## Set problem
Track down the lines that contain "ORBIT" and copy them.

## Data shown
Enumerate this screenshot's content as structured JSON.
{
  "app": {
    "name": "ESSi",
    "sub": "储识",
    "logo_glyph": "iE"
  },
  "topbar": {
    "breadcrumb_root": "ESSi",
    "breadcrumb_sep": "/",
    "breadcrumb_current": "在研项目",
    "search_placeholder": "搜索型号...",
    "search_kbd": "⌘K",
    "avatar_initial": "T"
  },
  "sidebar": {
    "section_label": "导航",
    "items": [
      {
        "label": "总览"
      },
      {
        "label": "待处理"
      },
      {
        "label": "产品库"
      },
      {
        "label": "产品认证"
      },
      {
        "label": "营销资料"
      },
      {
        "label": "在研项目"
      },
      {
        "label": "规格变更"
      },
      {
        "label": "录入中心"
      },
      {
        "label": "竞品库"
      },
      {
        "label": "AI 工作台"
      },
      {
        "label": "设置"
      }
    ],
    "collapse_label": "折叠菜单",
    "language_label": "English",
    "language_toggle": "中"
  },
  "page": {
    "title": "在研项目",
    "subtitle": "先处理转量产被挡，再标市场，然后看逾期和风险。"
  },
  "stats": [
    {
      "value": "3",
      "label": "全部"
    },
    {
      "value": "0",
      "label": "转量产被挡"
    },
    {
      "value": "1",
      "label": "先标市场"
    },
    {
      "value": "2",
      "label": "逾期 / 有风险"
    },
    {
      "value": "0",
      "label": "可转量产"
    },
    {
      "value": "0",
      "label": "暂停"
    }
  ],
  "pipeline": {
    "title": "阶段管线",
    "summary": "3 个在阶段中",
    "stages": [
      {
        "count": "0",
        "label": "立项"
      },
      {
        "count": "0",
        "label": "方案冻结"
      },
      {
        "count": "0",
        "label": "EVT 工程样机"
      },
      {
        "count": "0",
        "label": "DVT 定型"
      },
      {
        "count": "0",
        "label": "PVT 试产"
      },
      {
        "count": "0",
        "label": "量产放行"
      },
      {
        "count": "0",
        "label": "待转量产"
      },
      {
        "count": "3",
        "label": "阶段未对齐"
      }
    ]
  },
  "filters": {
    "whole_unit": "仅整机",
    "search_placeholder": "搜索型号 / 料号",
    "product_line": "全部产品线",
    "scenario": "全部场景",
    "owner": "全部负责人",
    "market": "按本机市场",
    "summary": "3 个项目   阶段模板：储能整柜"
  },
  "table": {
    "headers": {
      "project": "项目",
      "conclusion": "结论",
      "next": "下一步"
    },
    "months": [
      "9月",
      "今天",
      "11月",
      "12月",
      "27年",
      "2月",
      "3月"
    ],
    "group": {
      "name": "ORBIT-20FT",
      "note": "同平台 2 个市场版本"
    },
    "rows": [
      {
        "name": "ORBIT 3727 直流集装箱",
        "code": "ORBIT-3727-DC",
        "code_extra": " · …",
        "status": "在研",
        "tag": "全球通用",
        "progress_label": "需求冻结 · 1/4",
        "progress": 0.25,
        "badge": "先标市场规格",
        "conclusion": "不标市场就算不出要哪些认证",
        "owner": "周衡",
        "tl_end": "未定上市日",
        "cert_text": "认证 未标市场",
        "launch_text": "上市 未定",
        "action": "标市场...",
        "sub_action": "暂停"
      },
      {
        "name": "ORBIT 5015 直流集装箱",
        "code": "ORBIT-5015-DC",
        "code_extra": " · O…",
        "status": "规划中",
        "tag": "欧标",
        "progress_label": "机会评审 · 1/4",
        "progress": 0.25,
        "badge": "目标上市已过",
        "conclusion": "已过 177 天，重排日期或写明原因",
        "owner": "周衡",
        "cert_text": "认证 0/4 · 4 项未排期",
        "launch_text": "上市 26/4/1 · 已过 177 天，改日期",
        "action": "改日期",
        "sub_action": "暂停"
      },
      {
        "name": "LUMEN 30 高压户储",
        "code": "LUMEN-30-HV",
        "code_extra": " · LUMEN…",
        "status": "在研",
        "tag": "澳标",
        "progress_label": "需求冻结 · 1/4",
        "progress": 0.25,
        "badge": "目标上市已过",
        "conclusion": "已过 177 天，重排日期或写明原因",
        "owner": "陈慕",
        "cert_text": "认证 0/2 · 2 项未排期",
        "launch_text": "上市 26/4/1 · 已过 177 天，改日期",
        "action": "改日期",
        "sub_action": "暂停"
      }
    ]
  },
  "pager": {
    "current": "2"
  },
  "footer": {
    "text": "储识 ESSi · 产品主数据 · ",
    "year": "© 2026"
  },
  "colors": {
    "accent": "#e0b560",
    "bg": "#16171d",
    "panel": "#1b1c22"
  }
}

## Written reply
      "name": "ORBIT-20FT",
        "name": "ORBIT 3727 直流集装箱",
        "code": "ORBIT-3727-DC",
        "name": "ORBIT 5015 直流集装箱",
        "code": "ORBIT-5015-DC",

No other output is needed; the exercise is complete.